__Task description__. Please transcribe the listing below in full and word for word, without its pictures.

__Records shown__.

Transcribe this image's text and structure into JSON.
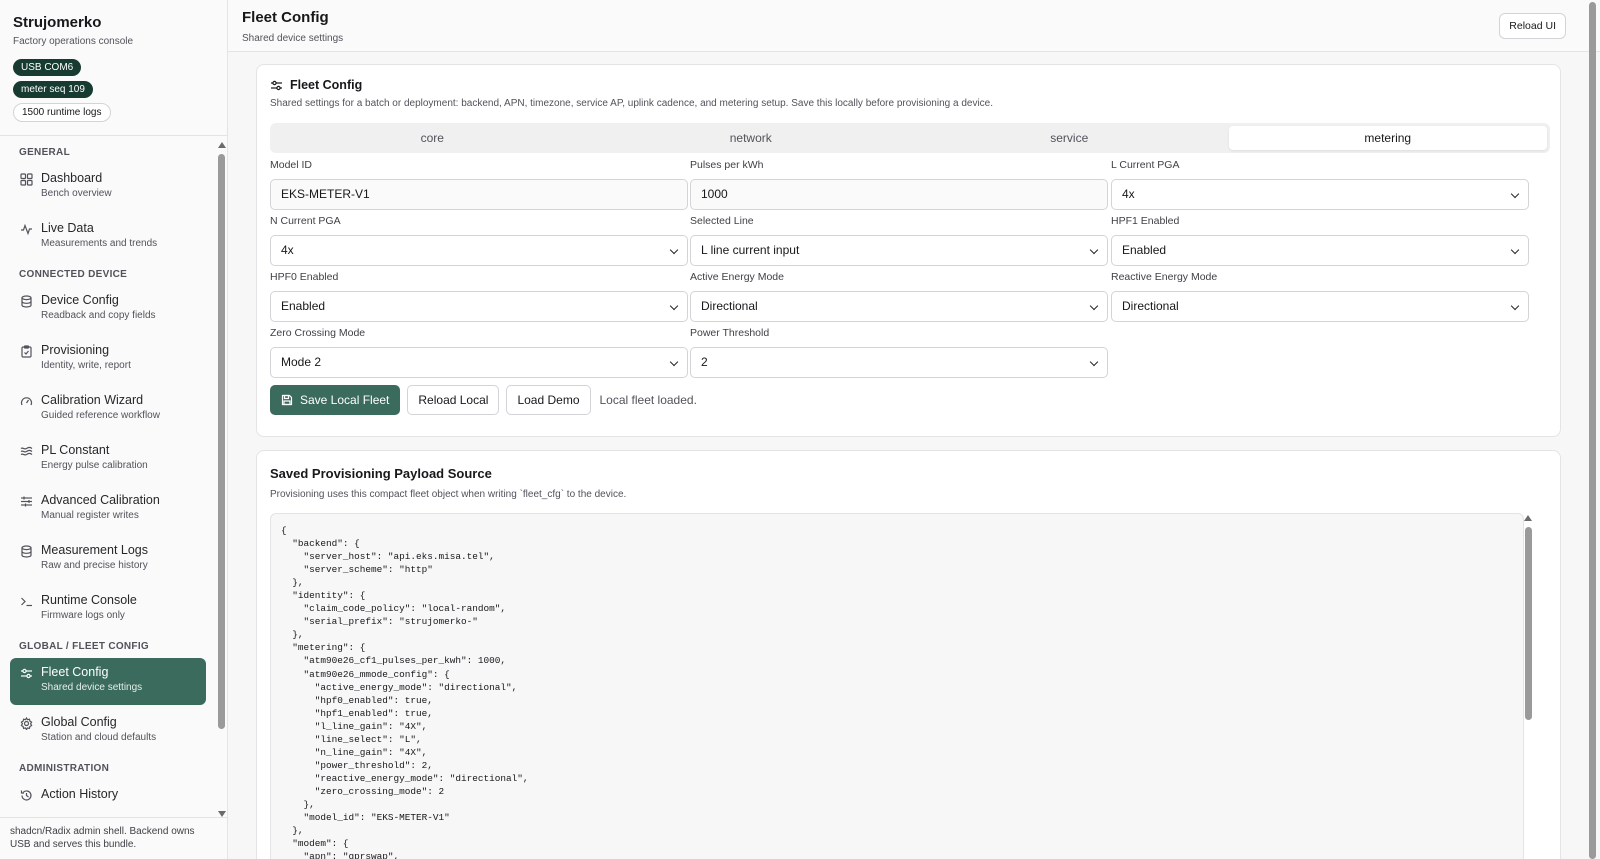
{
  "sidebar": {
    "brand_title": "Strujomerko",
    "brand_subtitle": "Factory operations console",
    "badges": [
      "USB COM6",
      "meter seq 109",
      "1500 runtime logs"
    ],
    "sections": {
      "general": "GENERAL",
      "connected": "CONNECTED DEVICE",
      "global": "GLOBAL / FLEET CONFIG",
      "admin": "ADMINISTRATION"
    },
    "items": [
      {
        "label": "Dashboard",
        "desc": "Bench overview",
        "icon": "grid-icon"
      },
      {
        "label": "Live Data",
        "desc": "Measurements and trends",
        "icon": "activity-icon"
      },
      {
        "label": "Device Config",
        "desc": "Readback and copy fields",
        "icon": "database-icon"
      },
      {
        "label": "Provisioning",
        "desc": "Identity, write, report",
        "icon": "clipboard-icon"
      },
      {
        "label": "Calibration Wizard",
        "desc": "Guided reference workflow",
        "icon": "gauge-icon"
      },
      {
        "label": "PL Constant",
        "desc": "Energy pulse calibration",
        "icon": "waves-icon"
      },
      {
        "label": "Advanced Calibration",
        "desc": "Manual register writes",
        "icon": "sliders-icon"
      },
      {
        "label": "Measurement Logs",
        "desc": "Raw and precise history",
        "icon": "database-icon"
      },
      {
        "label": "Runtime Console",
        "desc": "Firmware logs only",
        "icon": "terminal-icon"
      },
      {
        "label": "Fleet Config",
        "desc": "Shared device settings",
        "icon": "settings-sliders-icon"
      },
      {
        "label": "Global Config",
        "desc": "Station and cloud defaults",
        "icon": "gear-icon"
      },
      {
        "label": "Action History",
        "desc": "",
        "icon": "history-icon"
      }
    ],
    "footer": "shadcn/Radix admin shell. Backend owns USB and serves this bundle."
  },
  "header": {
    "title": "Fleet Config",
    "subtitle": "Shared device settings",
    "reload_label": "Reload UI"
  },
  "fleet_card": {
    "title": "Fleet Config",
    "description": "Shared settings for a batch or deployment: backend, APN, timezone, service AP, uplink cadence, and metering setup. Save this locally before provisioning a device.",
    "tabs": [
      "core",
      "network",
      "service",
      "metering"
    ],
    "active_tab": "metering",
    "fields": {
      "model_id": {
        "label": "Model ID",
        "value": "EKS-METER-V1"
      },
      "pulses": {
        "label": "Pulses per kWh",
        "value": "1000"
      },
      "l_pga": {
        "label": "L Current PGA",
        "value": "4x"
      },
      "n_pga": {
        "label": "N Current PGA",
        "value": "4x"
      },
      "selected_line": {
        "label": "Selected Line",
        "value": "L line current input"
      },
      "hpf1": {
        "label": "HPF1 Enabled",
        "value": "Enabled"
      },
      "hpf0": {
        "label": "HPF0 Enabled",
        "value": "Enabled"
      },
      "active_energy": {
        "label": "Active Energy Mode",
        "value": "Directional"
      },
      "reactive_energy": {
        "label": "Reactive Energy Mode",
        "value": "Directional"
      },
      "zero_crossing": {
        "label": "Zero Crossing Mode",
        "value": "Mode 2"
      },
      "power_threshold": {
        "label": "Power Threshold",
        "value": "2"
      }
    },
    "buttons": {
      "save": "Save Local Fleet",
      "reload": "Reload Local",
      "demo": "Load Demo"
    },
    "status": "Local fleet loaded."
  },
  "payload_card": {
    "title": "Saved Provisioning Payload Source",
    "description": "Provisioning uses this compact fleet object when writing `fleet_cfg` to the device.",
    "code": "{\n  \"backend\": {\n    \"server_host\": \"api.eks.misa.tel\",\n    \"server_scheme\": \"http\"\n  },\n  \"identity\": {\n    \"claim_code_policy\": \"local-random\",\n    \"serial_prefix\": \"strujomerko-\"\n  },\n  \"metering\": {\n    \"atm90e26_cf1_pulses_per_kwh\": 1000,\n    \"atm90e26_mmode_config\": {\n      \"active_energy_mode\": \"directional\",\n      \"hpf0_enabled\": true,\n      \"hpf1_enabled\": true,\n      \"l_line_gain\": \"4X\",\n      \"line_select\": \"L\",\n      \"n_line_gain\": \"4X\",\n      \"power_threshold\": 2,\n      \"reactive_energy_mode\": \"directional\",\n      \"zero_crossing_mode\": 2\n    },\n    \"model_id\": \"EKS-METER-V1\"\n  },\n  \"modem\": {\n    \"apn\": \"gprswap\","
  },
  "colors": {
    "accent": "#3b6b5d",
    "badge_dark": "#173b30"
  }
}
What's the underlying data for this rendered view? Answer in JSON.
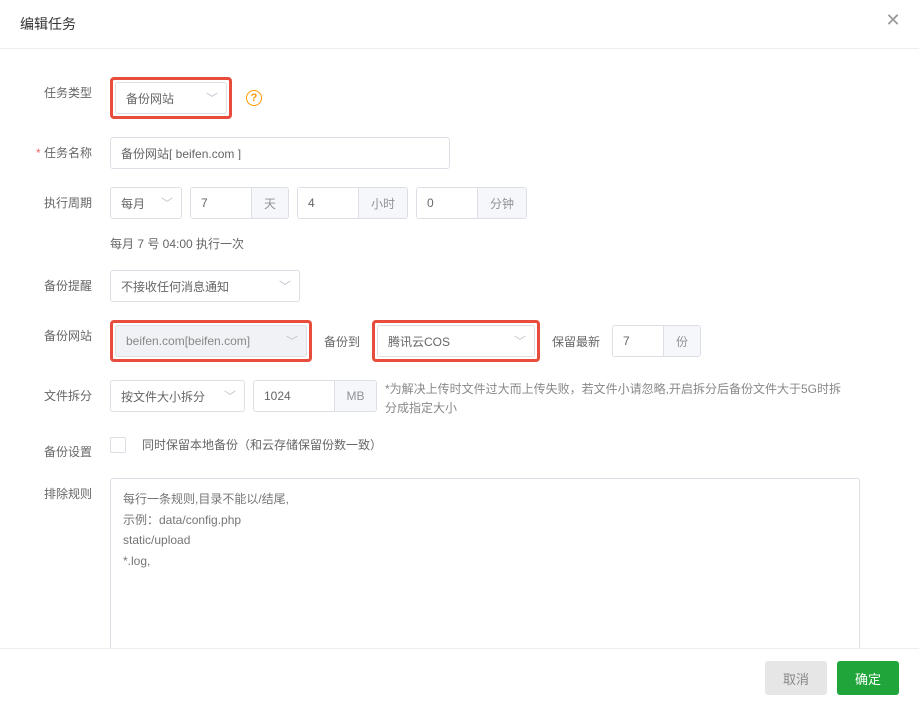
{
  "header": {
    "title": "编辑任务"
  },
  "form": {
    "taskType": {
      "label": "任务类型",
      "value": "备份网站"
    },
    "taskName": {
      "label": "任务名称",
      "value": "备份网站[ beifen.com ]"
    },
    "cycle": {
      "label": "执行周期",
      "mode": "每月",
      "day": "7",
      "dayUnit": "天",
      "hour": "4",
      "hourUnit": "小时",
      "minute": "0",
      "minuteUnit": "分钟",
      "hint": "每月 7 号 04:00 执行一次"
    },
    "notify": {
      "label": "备份提醒",
      "value": "不接收任何消息通知"
    },
    "site": {
      "label": "备份网站",
      "value": "beifen.com[beifen.com]",
      "toLabel": "备份到",
      "toValue": "腾讯云COS",
      "keepLabel": "保留最新",
      "keepValue": "7",
      "keepUnit": "份"
    },
    "split": {
      "label": "文件拆分",
      "mode": "按文件大小拆分",
      "size": "1024",
      "unit": "MB",
      "note": "*为解决上传时文件过大而上传失败，若文件小请忽略,开启拆分后备份文件大于5G时拆分成指定大小"
    },
    "settings": {
      "label": "备份设置",
      "checkboxLabel": "同时保留本地备份（和云存储保留份数一致）"
    },
    "exclude": {
      "label": "排除规则",
      "placeholder": "每行一条规则,目录不能以/结尾,\n示例：data/config.php\nstatic/upload\n*.log,"
    }
  },
  "footer": {
    "cancel": "取消",
    "confirm": "确定"
  },
  "icons": {
    "help": "?",
    "close": "✕"
  }
}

__Answer for the task__.
Transcribe this image's text and structure into JSON.
{
  "sidebar": {
    "brand_title": "Strujomerko",
    "brand_subtitle": "Factory operations console",
    "badges": [
      "USB COM6",
      "meter seq 109",
      "1500 runtime logs"
    ],
    "sections": {
      "general": "GENERAL",
      "connected": "CONNECTED DEVICE",
      "global": "GLOBAL / FLEET CONFIG",
      "admin": "ADMINISTRATION"
    },
    "items": [
      {
        "label": "Dashboard",
        "desc": "Bench overview",
        "icon": "grid-icon"
      },
      {
        "label": "Live Data",
        "desc": "Measurements and trends",
        "icon": "activity-icon"
      },
      {
        "label": "Device Config",
        "desc": "Readback and copy fields",
        "icon": "database-icon"
      },
      {
        "label": "Provisioning",
        "desc": "Identity, write, report",
        "icon": "clipboard-icon"
      },
      {
        "label": "Calibration Wizard",
        "desc": "Guided reference workflow",
        "icon": "gauge-icon"
      },
      {
        "label": "PL Constant",
        "desc": "Energy pulse calibration",
        "icon": "waves-icon"
      },
      {
        "label": "Advanced Calibration",
        "desc": "Manual register writes",
        "icon": "sliders-icon"
      },
      {
        "label": "Measurement Logs",
        "desc": "Raw and precise history",
        "icon": "database-icon"
      },
      {
        "label": "Runtime Console",
        "desc": "Firmware logs only",
        "icon": "terminal-icon"
      },
      {
        "label": "Fleet Config",
        "desc": "Shared device settings",
        "icon": "settings-sliders-icon"
      },
      {
        "label": "Global Config",
        "desc": "Station and cloud defaults",
        "icon": "gear-icon"
      },
      {
        "label": "Action History",
        "desc": "",
        "icon": "history-icon"
      }
    ],
    "footer": "shadcn/Radix admin shell. Backend owns USB and serves this bundle."
  },
  "header": {
    "title": "Fleet Config",
    "subtitle": "Shared device settings",
    "reload_label": "Reload UI"
  },
  "fleet_card": {
    "title": "Fleet Config",
    "description": "Shared settings for a batch or deployment: backend, APN, timezone, service AP, uplink cadence, and metering setup. Save this locally before provisioning a device.",
    "tabs": [
      "core",
      "network",
      "service",
      "metering"
    ],
    "active_tab": "metering",
    "fields": {
      "model_id": {
        "label": "Model ID",
        "value": "EKS-METER-V1"
      },
      "pulses": {
        "label": "Pulses per kWh",
        "value": "1000"
      },
      "l_pga": {
        "label": "L Current PGA",
        "value": "4x"
      },
      "n_pga": {
        "label": "N Current PGA",
        "value": "4x"
      },
      "selected_line": {
        "label": "Selected Line",
        "value": "L line current input"
      },
      "hpf1": {
        "label": "HPF1 Enabled",
        "value": "Enabled"
      },
      "hpf0": {
        "label": "HPF0 Enabled",
        "value": "Enabled"
      },
      "active_energy": {
        "label": "Active Energy Mode",
        "value": "Directional"
      },
      "reactive_energy": {
        "label": "Reactive Energy Mode",
        "value": "Directional"
      },
      "zero_crossing": {
        "label": "Zero Crossing Mode",
        "value": "Mode 2"
      },
      "power_threshold": {
        "label": "Power Threshold",
        "value": "2"
      }
    },
    "buttons": {
      "save": "Save Local Fleet",
      "reload": "Reload Local",
      "demo": "Load Demo"
    },
    "status": "Local fleet loaded."
  },
  "payload_card": {
    "title": "Saved Provisioning Payload Source",
    "description": "Provisioning uses this compact fleet object when writing `fleet_cfg` to the device.",
    "code": "{\n  \"backend\": {\n    \"server_host\": \"api.eks.misa.tel\",\n    \"server_scheme\": \"http\"\n  },\n  \"identity\": {\n    \"claim_code_policy\": \"local-random\",\n    \"serial_prefix\": \"strujomerko-\"\n  },\n  \"metering\": {\n    \"atm90e26_cf1_pulses_per_kwh\": 1000,\n    \"atm90e26_mmode_config\": {\n      \"active_energy_mode\": \"directional\",\n      \"hpf0_enabled\": true,\n      \"hpf1_enabled\": true,\n      \"l_line_gain\": \"4X\",\n      \"line_select\": \"L\",\n      \"n_line_gain\": \"4X\",\n      \"power_threshold\": 2,\n      \"reactive_energy_mode\": \"directional\",\n      \"zero_crossing_mode\": 2\n    },\n    \"model_id\": \"EKS-METER-V1\"\n  },\n  \"modem\": {\n    \"apn\": \"gprswap\","
  },
  "colors": {
    "accent": "#3b6b5d",
    "badge_dark": "#173b30"
  }
}
What's the underlying data for this rendered view? Answer in JSON.
{
  "header": {
    "title": "编辑任务"
  },
  "form": {
    "taskType": {
      "label": "任务类型",
      "value": "备份网站"
    },
    "taskName": {
      "label": "任务名称",
      "value": "备份网站[ beifen.com ]"
    },
    "cycle": {
      "label": "执行周期",
      "mode": "每月",
      "day": "7",
      "dayUnit": "天",
      "hour": "4",
      "hourUnit": "小时",
      "minute": "0",
      "minuteUnit": "分钟",
      "hint": "每月 7 号 04:00 执行一次"
    },
    "notify": {
      "label": "备份提醒",
      "value": "不接收任何消息通知"
    },
    "site": {
      "label": "备份网站",
      "value": "beifen.com[beifen.com]",
      "toLabel": "备份到",
      "toValue": "腾讯云COS",
      "keepLabel": "保留最新",
      "keepValue": "7",
      "keepUnit": "份"
    },
    "split": {
      "label": "文件拆分",
      "mode": "按文件大小拆分",
      "size": "1024",
      "unit": "MB",
      "note": "*为解决上传时文件过大而上传失败，若文件小请忽略,开启拆分后备份文件大于5G时拆分成指定大小"
    },
    "settings": {
      "label": "备份设置",
      "checkboxLabel": "同时保留本地备份（和云存储保留份数一致）"
    },
    "exclude": {
      "label": "排除规则",
      "placeholder": "每行一条规则,目录不能以/结尾,\n示例：data/config.php\nstatic/upload\n*.log,"
    }
  },
  "footer": {
    "cancel": "取消",
    "confirm": "确定"
  },
  "icons": {
    "help": "?",
    "close": "✕"
  }
}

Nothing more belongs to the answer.